WRITTEN TASK ::
Copy out all the entries exactly.

[Figure data in JSON]
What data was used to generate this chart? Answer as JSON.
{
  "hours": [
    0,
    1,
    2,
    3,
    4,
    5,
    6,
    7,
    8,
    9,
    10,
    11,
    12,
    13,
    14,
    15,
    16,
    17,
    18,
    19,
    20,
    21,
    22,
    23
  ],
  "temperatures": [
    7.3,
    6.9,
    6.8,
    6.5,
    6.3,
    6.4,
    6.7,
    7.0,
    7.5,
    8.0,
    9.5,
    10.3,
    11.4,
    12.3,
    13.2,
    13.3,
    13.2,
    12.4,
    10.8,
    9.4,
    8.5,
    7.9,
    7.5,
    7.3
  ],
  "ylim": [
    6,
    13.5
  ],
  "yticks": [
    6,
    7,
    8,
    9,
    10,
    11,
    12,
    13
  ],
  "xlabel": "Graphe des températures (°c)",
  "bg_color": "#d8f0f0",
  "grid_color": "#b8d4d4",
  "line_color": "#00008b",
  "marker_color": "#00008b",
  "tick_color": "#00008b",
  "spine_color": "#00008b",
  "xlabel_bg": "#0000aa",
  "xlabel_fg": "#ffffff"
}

EXERCISE ANSWER ::
What data was used to generate this chart? Answer as JSON.
{
  "hours": [
    0,
    1,
    2,
    3,
    4,
    5,
    6,
    7,
    8,
    9,
    10,
    11,
    12,
    13,
    14,
    15,
    16,
    17,
    18,
    19,
    20,
    21,
    22,
    23
  ],
  "temperatures": [
    7.3,
    6.9,
    6.8,
    6.5,
    6.3,
    6.4,
    6.7,
    7.0,
    7.5,
    8.0,
    9.5,
    10.3,
    11.4,
    12.3,
    13.2,
    13.3,
    13.2,
    12.4,
    10.8,
    9.4,
    8.5,
    7.9,
    7.5,
    7.3
  ],
  "ylim": [
    6,
    13.5
  ],
  "yticks": [
    6,
    7,
    8,
    9,
    10,
    11,
    12,
    13
  ],
  "xlabel": "Graphe des températures (°c)",
  "bg_color": "#d8f0f0",
  "grid_color": "#b8d4d4",
  "line_color": "#00008b",
  "marker_color": "#00008b",
  "tick_color": "#00008b",
  "spine_color": "#00008b",
  "xlabel_bg": "#0000aa",
  "xlabel_fg": "#ffffff"
}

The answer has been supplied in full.